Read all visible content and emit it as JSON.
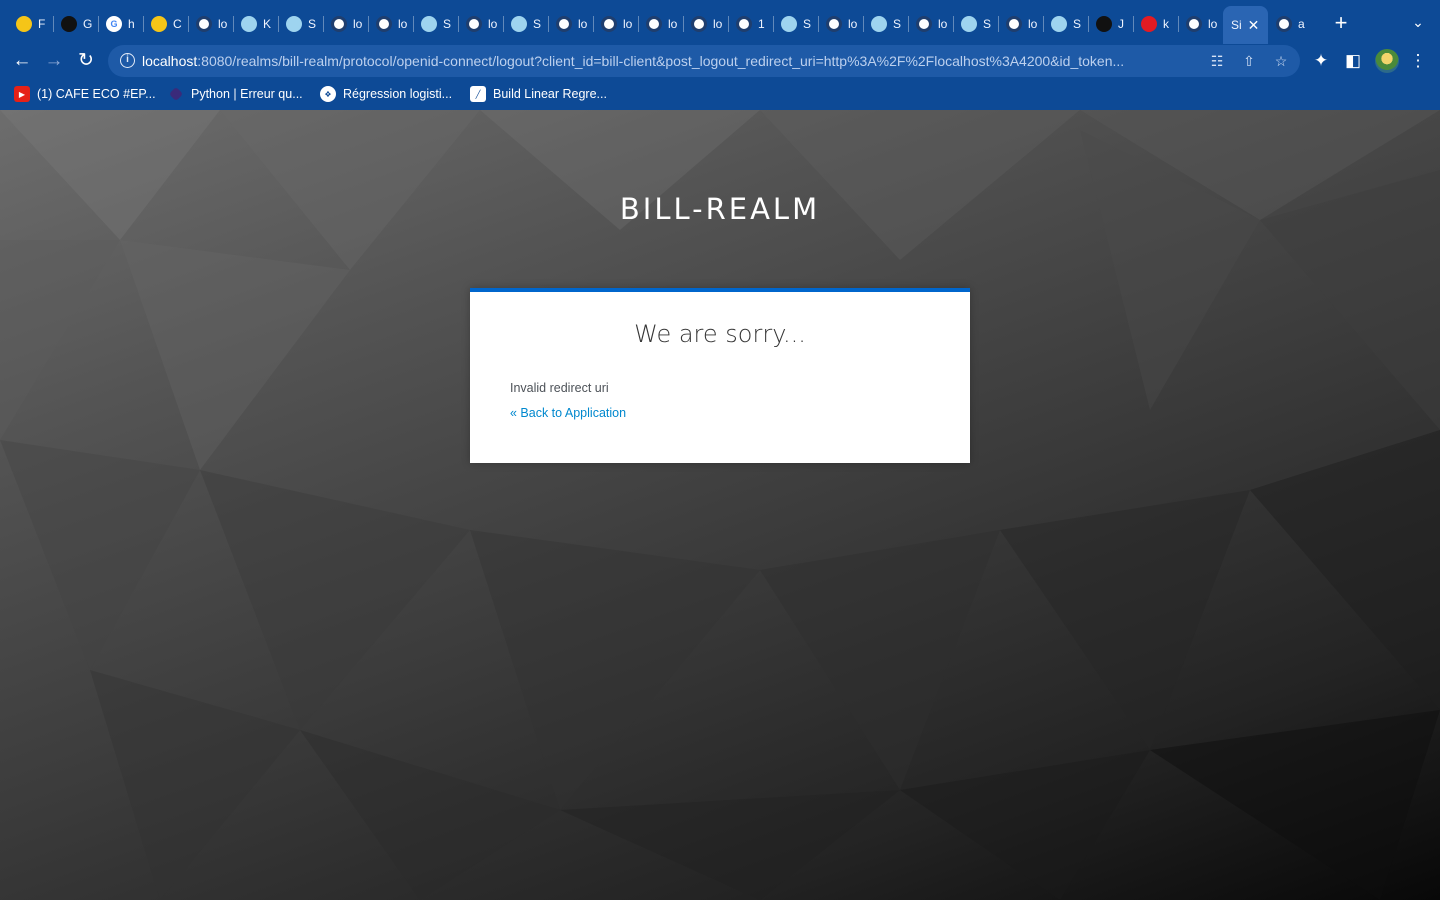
{
  "browser": {
    "tabs": [
      {
        "favicon": "classroom-icon",
        "title": "F"
      },
      {
        "favicon": "github-icon",
        "title": "G"
      },
      {
        "favicon": "google-icon",
        "title": "h"
      },
      {
        "favicon": "classroom-icon",
        "title": "C"
      },
      {
        "favicon": "globe-icon",
        "title": "lo"
      },
      {
        "favicon": "eye-icon",
        "title": "K"
      },
      {
        "favicon": "eye-icon",
        "title": "S"
      },
      {
        "favicon": "globe-icon",
        "title": "lo"
      },
      {
        "favicon": "globe-icon",
        "title": "lo"
      },
      {
        "favicon": "eye-icon",
        "title": "S"
      },
      {
        "favicon": "globe-icon",
        "title": "lo"
      },
      {
        "favicon": "eye-icon",
        "title": "S"
      },
      {
        "favicon": "globe-icon",
        "title": "lo"
      },
      {
        "favicon": "globe-icon",
        "title": "lo"
      },
      {
        "favicon": "globe-icon",
        "title": "lo"
      },
      {
        "favicon": "globe-icon",
        "title": "lo"
      },
      {
        "favicon": "globe-icon",
        "title": "1"
      },
      {
        "favicon": "eye-icon",
        "title": "S"
      },
      {
        "favicon": "globe-icon",
        "title": "lo"
      },
      {
        "favicon": "eye-icon",
        "title": "S"
      },
      {
        "favicon": "globe-icon",
        "title": "lo"
      },
      {
        "favicon": "eye-icon",
        "title": "S"
      },
      {
        "favicon": "globe-icon",
        "title": "lo"
      },
      {
        "favicon": "eye-icon",
        "title": "S"
      },
      {
        "favicon": "dark-icon",
        "title": "J"
      },
      {
        "favicon": "red-icon",
        "title": "k"
      },
      {
        "favicon": "globe-icon",
        "title": "lo"
      },
      {
        "favicon": "none",
        "title": "Si",
        "active": true
      },
      {
        "favicon": "globe-icon",
        "title": "a"
      }
    ],
    "url_host": "localhost",
    "url_rest": ":8080/realms/bill-realm/protocol/openid-connect/logout?client_id=bill-client&post_logout_redirect_uri=http%3A%2F%2Flocalhost%3A4200&id_token...",
    "bookmarks": [
      {
        "icon": "youtube-icon",
        "label": "(1) CAFE ECO #EP..."
      },
      {
        "icon": "python-icon",
        "label": "Python | Erreur qu..."
      },
      {
        "icon": "regression-icon",
        "label": "Régression logisti..."
      },
      {
        "icon": "build-icon",
        "label": "Build Linear Regre..."
      }
    ],
    "accent_color": "#0d4a96"
  },
  "page": {
    "realm_title": "BILL-REALM",
    "card": {
      "title": "We are sorry...",
      "message": "Invalid redirect uri",
      "back_link": "« Back to Application"
    },
    "link_color": "#0088ce",
    "card_border_color": "#0066cc"
  }
}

■ **Exercise instructions**: Show all lines from the listing above in which "label" appears.

■ **Solution to this task**:
        "label": "(1) CAFE ECO #EP..."
        "label": "Python | Erreur qu..."
        "label": "Régression logisti..."
        "label": "Build Linear Regre..."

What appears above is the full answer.